EXERCISE DETAILS
Please continue the walkthrough on extending a SQL Server cluster with a third node in another Google Cloud region, picking up right after its final sentence.

Cloud – Clustering For Mere Mortals

I was the principal author of this SIOS whitepaper, which describes how to build a 2-node SQL Server cluster in Google Cloud Platform (GCP) spanning multiple zones. Today, I’ll explain how to extend this cluster by adding a third node in a different GCP region.

Assuming you’ve completed all the steps in the referenced documentation, here’s how to proceed:

1. Create Subnet

Create a new subnet in the additional region.

gcloud compute networks subnets create wsfcnetsub1 \
    --network wsfcnet \
    --region us-west1 \
    --range 10.1.0.0/16

2. Configure Firewall for Internal Communication

Open up firewall rules to allow internal communication on the new subnet.

gcloud compute firewall-rules create allow-all-subnet-10-1 \
    --network wsfcnet \
    --allow all \
    --source-ranges 10.1.0.0/16

3. Verify Available Zones

Check which zones exist in the new region (e.g., us-west1).

gcloud compute zones list \
    --filter="region:(us-west1)" \
    --format="value(name)"

4. Check VM Types Supporting Local SSD

Find the VM types that support local SSD in your target zone.

gcloud compute machine-types list \
    --zones us-west1-a \
    --filter="guestCpus>0 AND name:(n2 n2-highmem n2-highcpu c2 e2-custom e2-custom-memory e2-custom-cpu)" \
    --sort-by=guestCpus

5. Create New VM Instance

Create the new VM in the chosen zone with appropriate settings.

gcloud compute instances create wsfc-3 \
 --zone us-west1-a \
 --machine-type n2-standard-2 \
 --image-project windows-cloud \
 --image-family windows-2016 \
 --scopes https://www.googleapis.com/auth/compute \
 --can-ip-forward \
 --private-network-ip 10.1.0.4 \
 --network wsfcnet \
 --subnet wsfcnetsub1 \
 --metadata enable-wsfc=true \
 --local-ssd interface=nvme \
 --create-disk=auto-delete=yes,boot=no,device-name=extradisk1,size=1,type=pd-standard

6. Set Windows Password

Set a Windows password for accessing the new VM.

gcloud compute reset-windows-password wsfc-3 \
    --zone us-west1-a \
    --user david

7. Configure Windows Networking

On wsfc-3, run these PowerShell commands to configure the network.

GIVEN RECORDS
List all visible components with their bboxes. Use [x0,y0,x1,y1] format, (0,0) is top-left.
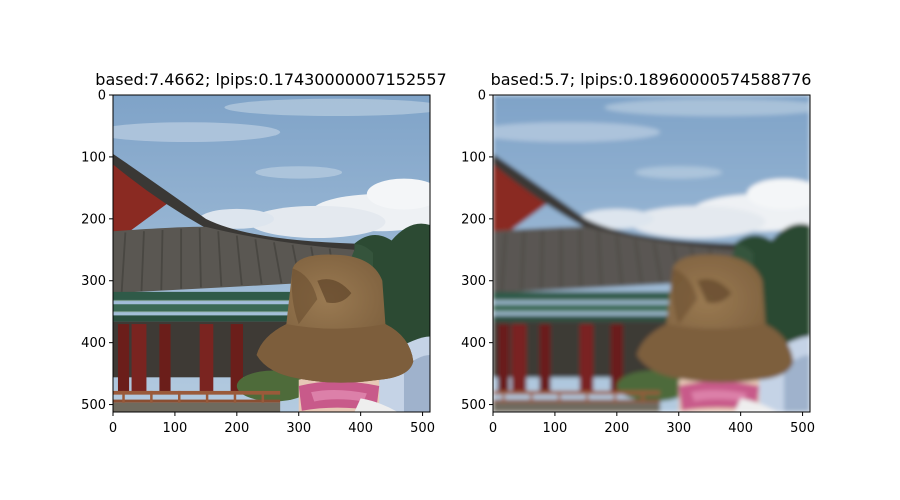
left-y-tick-label: 100 [81,150,106,165]
image-left [113,95,430,412]
axes-left: based:7.4662; lpips:0.17430000007152557 … [81,70,447,436]
left-x-tick-label: 100 [163,421,188,436]
left-x-tick-label: 0 [109,421,117,436]
right-y-tick-label: 0 [478,89,486,104]
left-x-tick-label: 300 [286,421,311,436]
right-x-tick-label: 300 [666,421,691,436]
left-x-tick-label: 400 [348,421,373,436]
axes-right: based:5.7; lpips:0.18960000574588776 0 10… [461,70,815,436]
right-x-tick-label: 200 [604,421,629,436]
right-y-tick-label: 100 [461,150,486,165]
right-y-tick-label: 500 [461,398,486,413]
axes-left-title: based:7.4662; lpips:0.17430000007152557 [95,70,446,89]
right-x-tick-label: 400 [728,421,753,436]
right-x-tick-label: 100 [543,421,568,436]
right-x-tick-label: 0 [489,421,497,436]
right-x-tick-label: 500 [790,421,815,436]
left-y-tick-label: 500 [81,398,106,413]
left-x-tick-label: 200 [224,421,249,436]
left-y-tick-label: 400 [81,336,106,351]
right-y-tick-label: 300 [461,274,486,289]
left-y-tick-label: 0 [98,89,106,104]
right-y-tick-label: 400 [461,336,486,351]
figure: based:7.4662; lpips:0.17430000007152557 … [81,70,815,436]
left-x-tick-label: 500 [410,421,435,436]
left-y-tick-label: 300 [81,274,106,289]
left-y-tick-label: 200 [81,212,106,227]
right-y-tick-label: 200 [461,212,486,227]
axes-right-title: based:5.7; lpips:0.18960000574588776 [491,70,812,89]
image-right [493,95,810,412]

EXERCISE RESPONSE
# Remove existing DHCP configuration
Remove-NetIPAddress -InterfaceAlias "Ethernet 2" -AddressFamily IPv4 -Confirm:$false
# Set static IP
New-NetIPAddress -InterfaceAlias "Ethernet 2" -IPAddress 10.1.0.4 -PrefixLength 16 -DefaultGateway 10.1.0.1
# Set DNS server
Set-DnsClientServerAddress -InterfaceAlias "Ethernet 2" -ServerAddresses 10.0.0.6

8. Bring Extra Storage Online

Run these PowerShell commands to initialize and format the additional storage.

# Identify the new disk
$disks = Get-Disk | Where-Object IsOffline -Eq $false
$newDisk = $disks | Where-Object PartitionStyle -Eq 'RAW'
# Initialize and format new disk
Initialize-Disk -Number $newDisk.Number -PartitionStyle MBR
New-Partition -DiskNumber $newDisk.Number -UseMaximumSize -AssignDriveLetter | Format-Volume -FileSystem NTFS -NewFileSystemLabel "ExtraDisk"

9. Ensure Local SSD Attaches on Startup

Use this script to format and mount the local SSD on startup. Call it AttachSSD.ps1 and save it here. C:\Scripts\AttachSSD.ps1

$diskNumber = 0
$driveLetter = "F"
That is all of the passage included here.